[EXERCISE DIRECTIONS]
Repeat each entry as written, dropping any picture you find.

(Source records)
══════════════════════════════

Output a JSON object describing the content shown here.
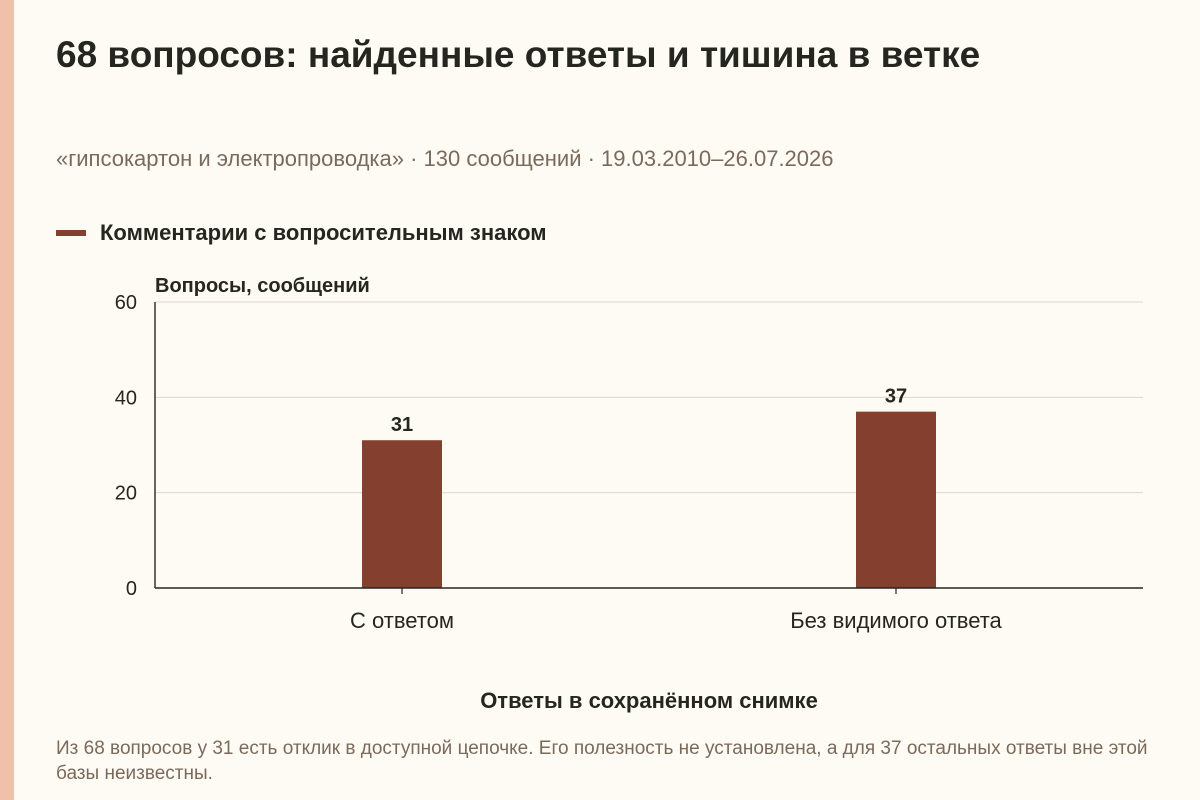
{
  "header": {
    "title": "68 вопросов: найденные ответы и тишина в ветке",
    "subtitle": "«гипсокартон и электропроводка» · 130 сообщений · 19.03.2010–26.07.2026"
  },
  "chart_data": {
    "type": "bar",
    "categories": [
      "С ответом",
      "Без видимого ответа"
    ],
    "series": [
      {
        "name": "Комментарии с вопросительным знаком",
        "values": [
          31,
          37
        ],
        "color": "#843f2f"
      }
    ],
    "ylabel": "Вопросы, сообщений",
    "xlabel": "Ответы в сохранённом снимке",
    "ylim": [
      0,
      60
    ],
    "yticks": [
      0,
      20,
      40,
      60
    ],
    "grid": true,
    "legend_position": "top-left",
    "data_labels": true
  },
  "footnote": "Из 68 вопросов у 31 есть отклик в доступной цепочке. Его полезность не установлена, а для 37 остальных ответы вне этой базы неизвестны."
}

══════════════════════════════

[WORKED SOLUTION]
Output a JSON object describing the content shown here.
{
  "header": {
    "title": "68 вопросов: найденные ответы и тишина в ветке",
    "subtitle": "«гипсокартон и электропроводка» · 130 сообщений · 19.03.2010–26.07.2026"
  },
  "chart_data": {
    "type": "bar",
    "categories": [
      "С ответом",
      "Без видимого ответа"
    ],
    "series": [
      {
        "name": "Комментарии с вопросительным знаком",
        "values": [
          31,
          37
        ],
        "color": "#843f2f"
      }
    ],
    "ylabel": "Вопросы, сообщений",
    "xlabel": "Ответы в сохранённом снимке",
    "ylim": [
      0,
      60
    ],
    "yticks": [
      0,
      20,
      40,
      60
    ],
    "grid": true,
    "legend_position": "top-left",
    "data_labels": true
  },
  "footnote": "Из 68 вопросов у 31 есть отклик в доступной цепочке. Его полезность не установлена, а для 37 остальных ответы вне этой базы неизвестны."
}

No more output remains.